● **Set task**: All the entries need to be quoted exactly, apart from the pictures, which you should drop.

● **Exercise material**:
□ □ □ □

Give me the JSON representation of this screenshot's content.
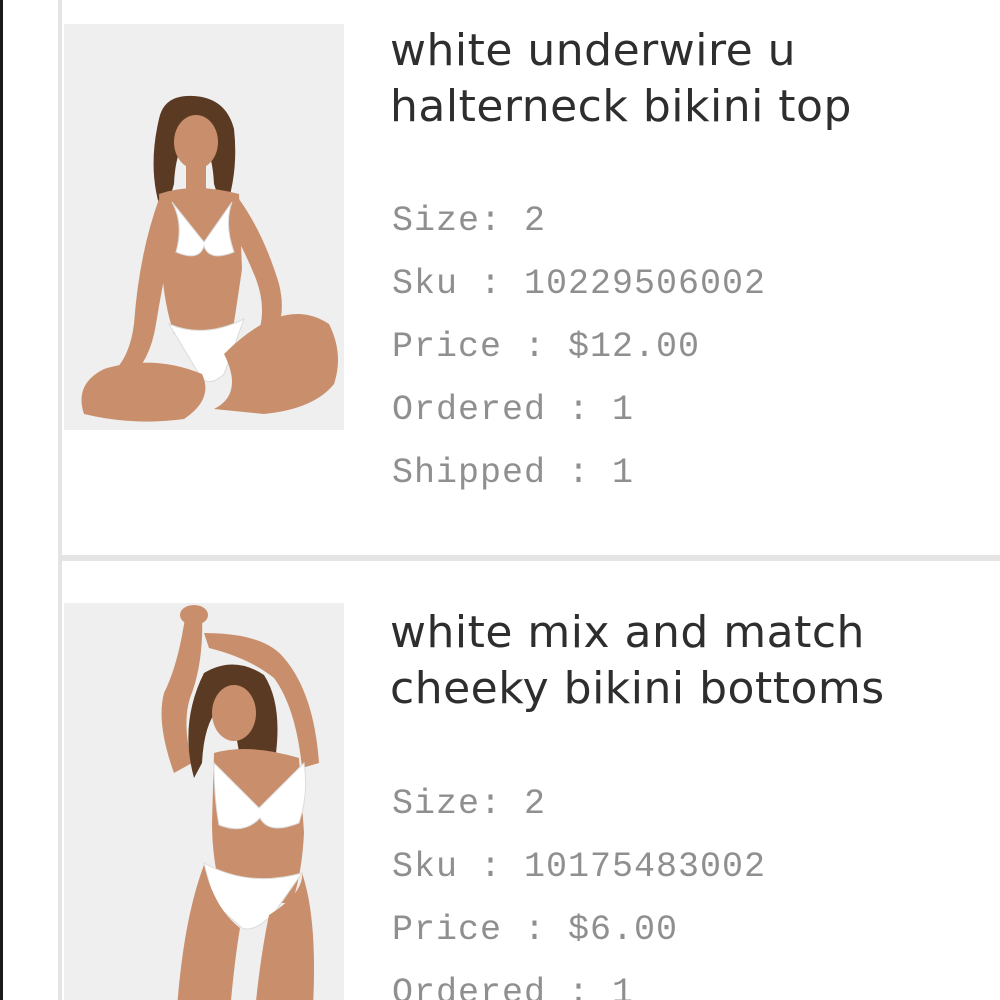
{
  "items": [
    {
      "name_line1": "white underwire u",
      "name_line2": "halterneck bikini top",
      "size": "Size: 2",
      "sku": "Sku : 10229506002",
      "price": "Price : $12.00",
      "ordered": "Ordered : 1",
      "shipped": "Shipped : 1",
      "image_label": "product-photo"
    },
    {
      "name_line1": "white mix and match",
      "name_line2": "cheeky bikini bottoms",
      "size": "Size: 2",
      "sku": "Sku : 10175483002",
      "price": "Price : $6.00",
      "ordered": "Ordered : 1",
      "image_label": "product-photo"
    }
  ],
  "colors": {
    "title": "#2e2e2e",
    "detail": "#8f8f8f",
    "divider": "#e4e4e4",
    "photo_bg": "#efefef",
    "swimwear": "#ffffff",
    "skin": "#c98f6c",
    "hair": "#5a3a22"
  }
}
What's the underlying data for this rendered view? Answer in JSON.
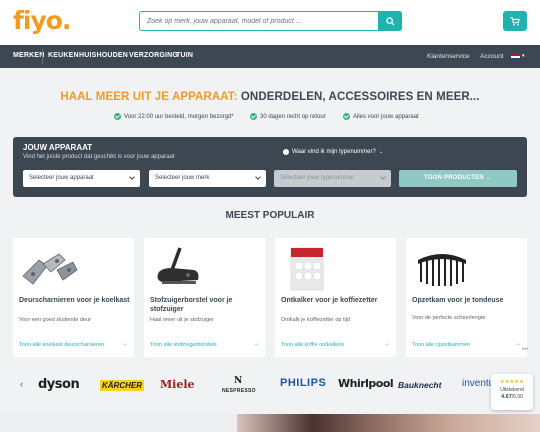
{
  "header": {
    "logo": "fiyo.",
    "search_placeholder": "Zoek op merk, jouw apparaat, model of product ...",
    "search_icon": "search-icon",
    "cart_icon": "cart-icon"
  },
  "nav": {
    "items": [
      "MERKEN",
      "KEUKEN",
      "HUISHOUDEN",
      "VERZORGING",
      "TUIN"
    ],
    "service": "Klantenservice",
    "account": "Account",
    "language_icon": "dutch-flag-icon"
  },
  "hero": {
    "headline_accent": "HAAL MEER UIT JE APPARAAT:",
    "headline_rest": " ONDERDELEN, ACCESSOIRES EN MEER...",
    "usps": [
      "Voor 22:00 uur besteld, morgen bezorgd*",
      "30 dagen recht op retour",
      "Alles voor jouw apparaat"
    ]
  },
  "finder": {
    "title": "JOUW APPARAAT",
    "subtitle": "Vind het juiste product dat geschikt is voor jouw apparaat",
    "help": "Waar vind ik mijn typenummer?",
    "select_device": "Selecteer jouw apparaat",
    "select_brand": "Selecteer jouw merk",
    "select_type": "Selecteer jouw typenummer",
    "button": "TOON PRODUCTEN →"
  },
  "popular": {
    "title": "MEEST POPULAIR",
    "cards": [
      {
        "title": "Deurscharnieren voor je koelkast",
        "desc": "Voor een goed sluitende deur",
        "link": "Toon alle koelkast deurscharnieren"
      },
      {
        "title": "Stofzuigerborstel voor je stofzuiger",
        "desc": "Haal meer uit je stofzuiger",
        "link": "Toon alle stofzuigerborstels"
      },
      {
        "title": "Ontkalker voor je koffiezetter",
        "desc": "Ontkalk je koffiezetter op tijd",
        "link": "Toon alle koffie ontkalkers"
      },
      {
        "title": "Opzetkam voor je tondeuse",
        "desc": "Voor de perfecte scheerlengte",
        "link": "Toon alle opzetkammen"
      }
    ],
    "dots": "•••"
  },
  "brands": {
    "items": [
      "dyson",
      "KÄRCHER",
      "Miele",
      "NESPRESSO",
      "PHILIPS",
      "Whirlpool",
      "Bauknecht",
      "inventum"
    ],
    "prev_icon": "chevron-left-icon"
  },
  "rating": {
    "stars": "★★★★★",
    "label": "Uitstekend",
    "score": "4.67",
    "scale": "/5.00"
  },
  "colors": {
    "brand_orange": "#f39a1f",
    "teal": "#1fb3b0",
    "navy": "#3d4752"
  }
}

□ □ □ □

● **Task output**:
Give me the JSON representation of this screenshot's content.
{
  "items": [
    {
      "name_line1": "white underwire u",
      "name_line2": "halterneck bikini top",
      "size": "Size: 2",
      "sku": "Sku : 10229506002",
      "price": "Price : $12.00",
      "ordered": "Ordered : 1",
      "shipped": "Shipped : 1",
      "image_label": "product-photo"
    },
    {
      "name_line1": "white mix and match",
      "name_line2": "cheeky bikini bottoms",
      "size": "Size: 2",
      "sku": "Sku : 10175483002",
      "price": "Price : $6.00",
      "ordered": "Ordered : 1",
      "image_label": "product-photo"
    }
  ],
  "colors": {
    "title": "#2e2e2e",
    "detail": "#8f8f8f",
    "divider": "#e4e4e4",
    "photo_bg": "#efefef",
    "swimwear": "#ffffff",
    "skin": "#c98f6c",
    "hair": "#5a3a22"
  }
}
What's the underlying data for this rendered view? Answer in JSON.
{
  "header": {
    "logo": "fiyo.",
    "search_placeholder": "Zoek op merk, jouw apparaat, model of product ...",
    "search_icon": "search-icon",
    "cart_icon": "cart-icon"
  },
  "nav": {
    "items": [
      "MERKEN",
      "KEUKEN",
      "HUISHOUDEN",
      "VERZORGING",
      "TUIN"
    ],
    "service": "Klantenservice",
    "account": "Account",
    "language_icon": "dutch-flag-icon"
  },
  "hero": {
    "headline_accent": "HAAL MEER UIT JE APPARAAT:",
    "headline_rest": " ONDERDELEN, ACCESSOIRES EN MEER...",
    "usps": [
      "Voor 22:00 uur besteld, morgen bezorgd*",
      "30 dagen recht op retour",
      "Alles voor jouw apparaat"
    ]
  },
  "finder": {
    "title": "JOUW APPARAAT",
    "subtitle": "Vind het juiste product dat geschikt is voor jouw apparaat",
    "help": "Waar vind ik mijn typenummer?",
    "select_device": "Selecteer jouw apparaat",
    "select_brand": "Selecteer jouw merk",
    "select_type": "Selecteer jouw typenummer",
    "button": "TOON PRODUCTEN →"
  },
  "popular": {
    "title": "MEEST POPULAIR",
    "cards": [
      {
        "title": "Deurscharnieren voor je koelkast",
        "desc": "Voor een goed sluitende deur",
        "link": "Toon alle koelkast deurscharnieren"
      },
      {
        "title": "Stofzuigerborstel voor je stofzuiger",
        "desc": "Haal meer uit je stofzuiger",
        "link": "Toon alle stofzuigerborstels"
      },
      {
        "title": "Ontkalker voor je koffiezetter",
        "desc": "Ontkalk je koffiezetter op tijd",
        "link": "Toon alle koffie ontkalkers"
      },
      {
        "title": "Opzetkam voor je tondeuse",
        "desc": "Voor de perfecte scheerlengte",
        "link": "Toon alle opzetkammen"
      }
    ],
    "dots": "•••"
  },
  "brands": {
    "items": [
      "dyson",
      "KÄRCHER",
      "Miele",
      "NESPRESSO",
      "PHILIPS",
      "Whirlpool",
      "Bauknecht",
      "inventum"
    ],
    "prev_icon": "chevron-left-icon"
  },
  "rating": {
    "stars": "★★★★★",
    "label": "Uitstekend",
    "score": "4.67",
    "scale": "/5.00"
  },
  "colors": {
    "brand_orange": "#f39a1f",
    "teal": "#1fb3b0",
    "navy": "#3d4752"
  }
}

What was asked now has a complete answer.